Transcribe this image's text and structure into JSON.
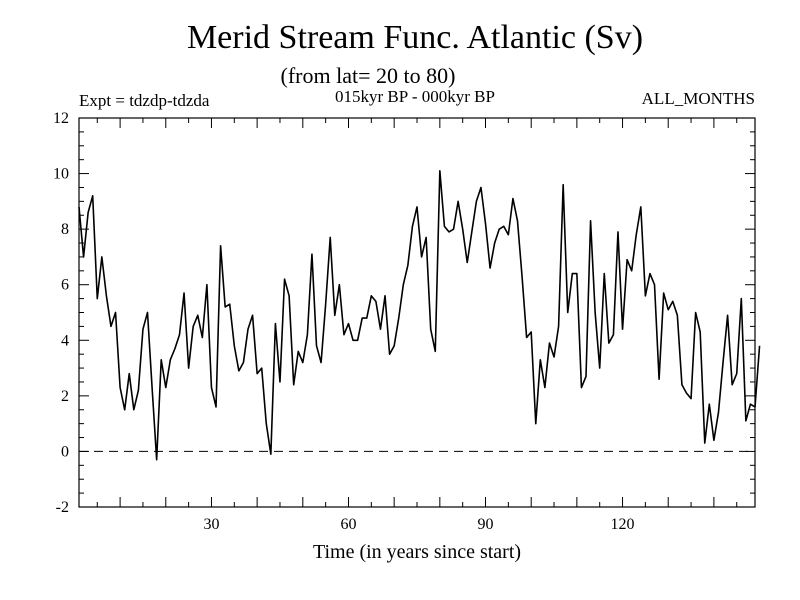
{
  "chart_data": {
    "type": "line",
    "title": "Merid Stream Func. Atlantic (Sv)",
    "subtitle": "(from lat= 20 to 80)",
    "experiment_label": "Expt = tdzdp-tdzda",
    "period_label": "015kyr BP - 000kyr BP",
    "months_label": "ALL_MONTHS",
    "xlabel": "Time (in years since start)",
    "ylabel": "",
    "xlim": [
      1,
      149
    ],
    "ylim": [
      -2,
      12
    ],
    "x_ticks": [
      30,
      60,
      90,
      120
    ],
    "y_ticks": [
      -2,
      0,
      2,
      4,
      6,
      8,
      10,
      12
    ],
    "x_tick_labels": [
      "30",
      "60",
      "90",
      "120"
    ],
    "y_tick_labels": [
      "-2",
      "0",
      "2",
      "4",
      "6",
      "8",
      "10",
      "12"
    ],
    "reference_line": {
      "y": 0,
      "style": "dashed"
    },
    "x_start": 1,
    "x_step": 1,
    "series": [
      {
        "name": "Merid Stream Func.",
        "values": [
          8.8,
          7.0,
          8.6,
          9.2,
          5.5,
          7.0,
          5.6,
          4.5,
          5.0,
          2.3,
          1.5,
          2.8,
          1.5,
          2.2,
          4.4,
          5.0,
          2.3,
          -0.3,
          3.3,
          2.3,
          3.3,
          3.7,
          4.2,
          5.7,
          3.0,
          4.5,
          4.9,
          4.1,
          6.0,
          2.3,
          1.6,
          7.4,
          5.2,
          5.3,
          3.8,
          2.9,
          3.2,
          4.4,
          4.9,
          2.8,
          3.0,
          1.0,
          -0.1,
          4.6,
          2.5,
          6.2,
          5.6,
          2.4,
          3.6,
          3.2,
          4.2,
          7.1,
          3.8,
          3.2,
          5.3,
          7.7,
          4.9,
          6.0,
          4.2,
          4.6,
          4.0,
          4.0,
          4.8,
          4.8,
          5.6,
          5.4,
          4.4,
          5.6,
          3.5,
          3.8,
          4.8,
          6.0,
          6.7,
          8.1,
          8.8,
          7.0,
          7.7,
          4.4,
          3.6,
          10.1,
          8.1,
          7.9,
          8.0,
          9.0,
          8.0,
          6.8,
          7.9,
          9.0,
          9.5,
          8.2,
          6.6,
          7.5,
          8.0,
          8.1,
          7.8,
          9.1,
          8.3,
          6.3,
          4.1,
          4.3,
          1.0,
          3.3,
          2.3,
          3.9,
          3.4,
          4.5,
          9.6,
          5.0,
          6.4,
          6.4,
          2.3,
          2.7,
          8.3,
          5.0,
          3.0,
          6.4,
          3.9,
          4.2,
          7.9,
          4.4,
          6.9,
          6.5,
          7.8,
          8.8,
          5.6,
          6.4,
          6.0,
          2.6,
          5.7,
          5.1,
          5.4,
          4.9,
          2.4,
          2.1,
          1.9,
          5.0,
          4.3,
          0.3,
          1.7,
          0.4,
          1.4,
          3.2,
          4.9,
          2.4,
          2.8,
          5.5,
          1.1,
          1.7,
          1.6,
          3.8
        ]
      }
    ]
  }
}
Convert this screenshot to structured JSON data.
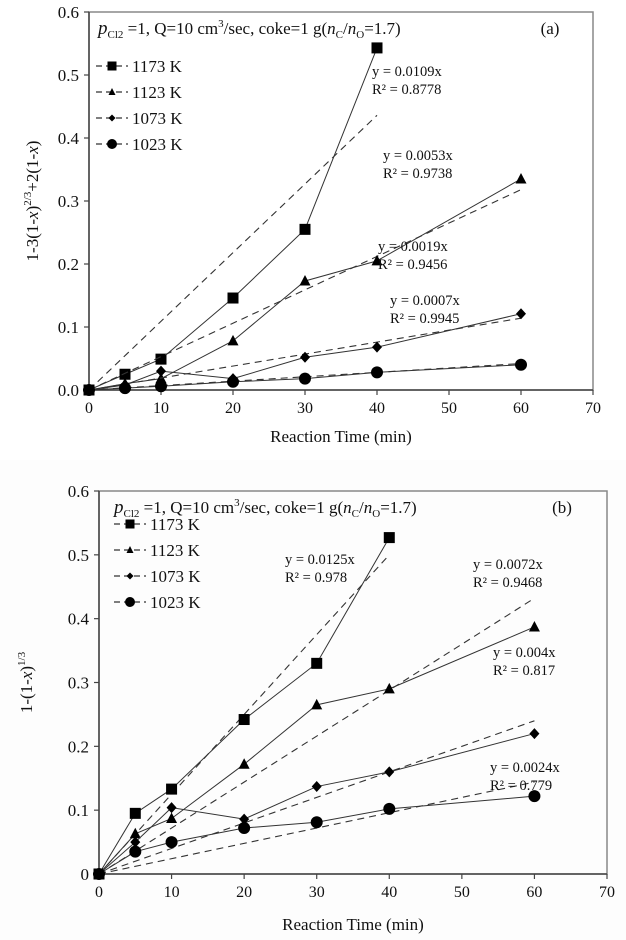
{
  "chart_data": [
    {
      "type": "line",
      "panel_label": "(a)",
      "annotation_parts": {
        "p": "p",
        "p_sub": "Cl2",
        "rest1": " =1, Q=10 cm",
        "sup": "3",
        "rest2": "/sec, coke=1 g(",
        "nc": "n",
        "nc_sub": "C",
        "slash": "/",
        "no": "n",
        "no_sub": "O",
        "rest3": "=1.7)"
      },
      "ylabel": "1-3(1-x)^2/3+2(1-x)",
      "ylabel_parts": {
        "a": "1-3(1-",
        "x1": "x",
        "b": ")",
        "sup": "2/3",
        "c": "+2(1-",
        "x2": "x",
        "d": ")"
      },
      "xlabel": "Reaction Time (min)",
      "xlim": [
        0,
        70
      ],
      "ylim": [
        0,
        0.6
      ],
      "xticks": [
        "0",
        "10",
        "20",
        "30",
        "40",
        "50",
        "60",
        "70"
      ],
      "yticks": [
        "0.0",
        "0.1",
        "0.2",
        "0.3",
        "0.4",
        "0.5",
        "0.6"
      ],
      "grid": false,
      "legend_position": "top-left",
      "series": [
        {
          "name": "1173 K",
          "marker": "square",
          "x": [
            0,
            5,
            10,
            20,
            30,
            40
          ],
          "y": [
            0,
            0.025,
            0.049,
            0.146,
            0.255,
            0.543
          ],
          "fit_slope": 0.0109,
          "fit_xmax": 40,
          "eq": "y = 0.0109x",
          "r2": "R² = 0.8778"
        },
        {
          "name": "1123 K",
          "marker": "triangle",
          "x": [
            0,
            5,
            10,
            20,
            30,
            40,
            60
          ],
          "y": [
            0,
            0.01,
            0.018,
            0.078,
            0.173,
            0.205,
            0.335
          ],
          "fit_slope": 0.0053,
          "fit_xmax": 60,
          "eq": "y = 0.0053x",
          "r2": "R² = 0.9738"
        },
        {
          "name": "1073 K",
          "marker": "diamond",
          "x": [
            0,
            5,
            10,
            20,
            30,
            40,
            60
          ],
          "y": [
            0,
            0.008,
            0.03,
            0.018,
            0.052,
            0.068,
            0.121
          ],
          "fit_slope": 0.0019,
          "fit_xmax": 60,
          "eq": "y = 0.0019x",
          "r2": "R² = 0.9456"
        },
        {
          "name": "1023 K",
          "marker": "circle",
          "x": [
            0,
            5,
            10,
            20,
            30,
            40,
            60
          ],
          "y": [
            0,
            0.003,
            0.006,
            0.013,
            0.018,
            0.028,
            0.04
          ],
          "fit_slope": 0.0007,
          "fit_xmax": 60,
          "eq": "y = 0.0007x",
          "r2": "R² = 0.9945"
        }
      ]
    },
    {
      "type": "line",
      "panel_label": "(b)",
      "annotation_parts": {
        "p": "p",
        "p_sub": "Cl2",
        "rest1": " =1, Q=10 cm",
        "sup": "3",
        "rest2": "/sec, coke=1 g(",
        "nc": "n",
        "nc_sub": "C",
        "slash": "/",
        "no": "n",
        "no_sub": "O",
        "rest3": "=1.7)"
      },
      "ylabel": "1-(1-x)^1/3",
      "ylabel_parts": {
        "a": "1-(1-",
        "x1": "x",
        "b": ")",
        "sup": "1/3"
      },
      "xlabel": "Reaction Time (min)",
      "xlim": [
        0,
        70
      ],
      "ylim": [
        0,
        0.6
      ],
      "xticks": [
        "0",
        "10",
        "20",
        "30",
        "40",
        "50",
        "60",
        "70"
      ],
      "yticks": [
        "0",
        "0.1",
        "0.2",
        "0.3",
        "0.4",
        "0.5",
        "0.6"
      ],
      "grid": false,
      "legend_position": "top-left",
      "series": [
        {
          "name": "1173 K",
          "marker": "square",
          "x": [
            0,
            5,
            10,
            20,
            30,
            40
          ],
          "y": [
            0,
            0.095,
            0.133,
            0.242,
            0.33,
            0.527
          ],
          "fit_slope": 0.0125,
          "fit_xmax": 40,
          "eq": "y = 0.0125x",
          "r2": "R² = 0.978"
        },
        {
          "name": "1123 K",
          "marker": "triangle",
          "x": [
            0,
            5,
            10,
            20,
            30,
            40,
            60
          ],
          "y": [
            0,
            0.063,
            0.087,
            0.172,
            0.265,
            0.29,
            0.387
          ],
          "fit_slope": 0.0072,
          "fit_xmax": 60,
          "eq": "y = 0.0072x",
          "r2": "R² = 0.9468"
        },
        {
          "name": "1073 K",
          "marker": "diamond",
          "x": [
            0,
            5,
            10,
            20,
            30,
            40,
            60
          ],
          "y": [
            0,
            0.05,
            0.104,
            0.086,
            0.137,
            0.16,
            0.22
          ],
          "fit_slope": 0.004,
          "fit_xmax": 60,
          "eq": "y = 0.004x",
          "r2": "R² = 0.817"
        },
        {
          "name": "1023 K",
          "marker": "circle",
          "x": [
            0,
            5,
            10,
            20,
            30,
            40,
            60
          ],
          "y": [
            0,
            0.035,
            0.05,
            0.072,
            0.081,
            0.102,
            0.122
          ],
          "fit_slope": 0.0024,
          "fit_xmax": 60,
          "eq": "y = 0.0024x",
          "r2": "R² = 0.779"
        }
      ]
    }
  ]
}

Given request>
Show all lines in the entries above where the string "Func" appears.

Complete response>
    "title": "Merid Stream Func. Atlantic (Sv)",
        "name": "Merid Stream Func.",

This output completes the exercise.